Instruction: Take the entries below and print all of them exactly, please.

---*---

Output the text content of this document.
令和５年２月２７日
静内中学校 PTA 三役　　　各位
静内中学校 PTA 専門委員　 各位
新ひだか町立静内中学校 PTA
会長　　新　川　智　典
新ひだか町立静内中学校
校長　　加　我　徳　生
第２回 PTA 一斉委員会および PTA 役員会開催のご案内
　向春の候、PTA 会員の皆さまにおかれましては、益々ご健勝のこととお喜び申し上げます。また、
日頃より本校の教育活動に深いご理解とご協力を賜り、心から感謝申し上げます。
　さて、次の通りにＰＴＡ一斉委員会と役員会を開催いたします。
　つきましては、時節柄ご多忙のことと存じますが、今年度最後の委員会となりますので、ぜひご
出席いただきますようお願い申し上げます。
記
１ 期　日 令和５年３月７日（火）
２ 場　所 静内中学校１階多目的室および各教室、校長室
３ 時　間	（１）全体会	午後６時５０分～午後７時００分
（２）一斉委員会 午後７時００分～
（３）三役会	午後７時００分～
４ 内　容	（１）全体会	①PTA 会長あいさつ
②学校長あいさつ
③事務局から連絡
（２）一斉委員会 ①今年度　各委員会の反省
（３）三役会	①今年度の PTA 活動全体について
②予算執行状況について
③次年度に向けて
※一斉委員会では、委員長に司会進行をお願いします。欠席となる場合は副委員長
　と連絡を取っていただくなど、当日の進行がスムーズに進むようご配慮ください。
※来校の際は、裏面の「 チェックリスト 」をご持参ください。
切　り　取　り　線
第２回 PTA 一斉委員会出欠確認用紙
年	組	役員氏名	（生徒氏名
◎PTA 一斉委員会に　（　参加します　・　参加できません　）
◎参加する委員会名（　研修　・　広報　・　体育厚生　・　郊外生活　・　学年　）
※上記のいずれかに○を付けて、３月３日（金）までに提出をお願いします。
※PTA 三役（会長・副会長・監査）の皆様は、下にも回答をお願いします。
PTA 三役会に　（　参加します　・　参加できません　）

---*---

Answer to the exercise:
Output the text content of this document.
令和５年２月２７日
静内中学校 PTA 三役　　　各位
静内中学校 PTA 専門委員　 各位
新ひだか町立静内中学校 PTA
会長　　新　川　智　典
新ひだか町立静内中学校
校長　　加　我　徳　生
第２回 PTA 一斉委員会および PTA 役員会開催のご案内
　向春の候、PTA 会員の皆さまにおかれましては、益々ご健勝のこととお喜び申し上げます。また、
日頃より本校の教育活動に深いご理解とご協力を賜り、心から感謝申し上げます。
　さて、次の通りにＰＴＡ一斉委員会と役員会を開催いたします。
　つきましては、時節柄ご多忙のことと存じますが、今年度最後の委員会となりますので、ぜひご
出席いただきますようお願い申し上げます。
記
１ 期　日 令和５年３月７日（火）
２ 場　所 静内中学校１階多目的室および各教室、校長室
３ 時　間	（１）全体会	午後６時５０分～午後７時００分
（２）一斉委員会 午後７時００分～
（３）三役会	午後７時００分～
４ 内　容	（１）全体会	①PTA 会長あいさつ
②学校長あいさつ
③事務局から連絡
（２）一斉委員会 ①今年度　各委員会の反省
（３）三役会	①今年度の PTA 活動全体について
②予算執行状況について
③次年度に向けて
※一斉委員会では、委員長に司会進行をお願いします。欠席となる場合は副委員長
　と連絡を取っていただくなど、当日の進行がスムーズに進むようご配慮ください。
※来校の際は、裏面の「 チェックリスト 」をご持参ください。
切　り　取　り　線
第２回 PTA 一斉委員会出欠確認用紙
年	組	役員氏名	（生徒氏名
◎PTA 一斉委員会に　（　参加します　・　参加できません　）
◎参加する委員会名（　研修　・　広報　・　体育厚生　・　郊外生活　・　学年　）
※上記のいずれかに○を付けて、３月３日（金）までに提出をお願いします。
※PTA 三役（会長・副会長・監査）の皆様は、下にも回答をお願いします。
PTA 三役会に　（　参加します　・　参加できません　）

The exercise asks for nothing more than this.